[Available records]:
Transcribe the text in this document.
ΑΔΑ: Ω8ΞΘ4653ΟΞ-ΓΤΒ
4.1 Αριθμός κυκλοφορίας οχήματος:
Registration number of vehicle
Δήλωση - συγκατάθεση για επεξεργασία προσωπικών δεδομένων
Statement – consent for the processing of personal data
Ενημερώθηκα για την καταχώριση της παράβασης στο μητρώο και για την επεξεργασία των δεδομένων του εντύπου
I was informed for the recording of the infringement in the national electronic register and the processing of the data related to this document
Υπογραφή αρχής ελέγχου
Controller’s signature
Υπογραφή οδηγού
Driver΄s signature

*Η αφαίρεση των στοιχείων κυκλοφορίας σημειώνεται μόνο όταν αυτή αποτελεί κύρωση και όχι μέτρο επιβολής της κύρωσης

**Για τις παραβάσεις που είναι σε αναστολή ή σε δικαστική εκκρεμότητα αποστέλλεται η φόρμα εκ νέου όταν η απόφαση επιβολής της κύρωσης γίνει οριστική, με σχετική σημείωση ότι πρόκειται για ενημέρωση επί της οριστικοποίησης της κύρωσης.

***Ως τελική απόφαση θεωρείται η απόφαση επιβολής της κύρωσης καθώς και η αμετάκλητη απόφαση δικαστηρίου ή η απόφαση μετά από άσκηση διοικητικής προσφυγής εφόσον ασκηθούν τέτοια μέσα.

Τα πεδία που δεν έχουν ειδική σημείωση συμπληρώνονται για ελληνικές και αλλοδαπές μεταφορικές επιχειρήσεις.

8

[Task to complete]:
Return the listing above word for word.

[Complete answer]:
Transcribe the text in this document.
ΑΔΑ: Ω8ΞΘ4653ΟΞ-ΓΤΒ
4.1 Αριθμός κυκλοφορίας οχήματος:
Registration number of vehicle
Δήλωση - συγκατάθεση για επεξεργασία προσωπικών δεδομένων
Statement – consent for the processing of personal data
Ενημερώθηκα για την καταχώριση της παράβασης στο μητρώο και για την επεξεργασία των δεδομένων του εντύπου
I was informed for the recording of the infringement in the national electronic register and the processing of the data related to this document
Υπογραφή αρχής ελέγχου
Controller’s signature
Υπογραφή οδηγού
Driver΄s signature

*Η αφαίρεση των στοιχείων κυκλοφορίας σημειώνεται μόνο όταν αυτή αποτελεί κύρωση και όχι μέτρο επιβολής της κύρωσης

**Για τις παραβάσεις που είναι σε αναστολή ή σε δικαστική εκκρεμότητα αποστέλλεται η φόρμα εκ νέου όταν η απόφαση επιβολής της κύρωσης γίνει οριστική, με σχετική σημείωση ότι πρόκειται για ενημέρωση επί της οριστικοποίησης της κύρωσης.

***Ως τελική απόφαση θεωρείται η απόφαση επιβολής της κύρωσης καθώς και η αμετάκλητη απόφαση δικαστηρίου ή η απόφαση μετά από άσκηση διοικητικής προσφυγής εφόσον ασκηθούν τέτοια μέσα.

Τα πεδία που δεν έχουν ειδική σημείωση συμπληρώνονται για ελληνικές και αλλοδαπές μεταφορικές επιχειρήσεις.

8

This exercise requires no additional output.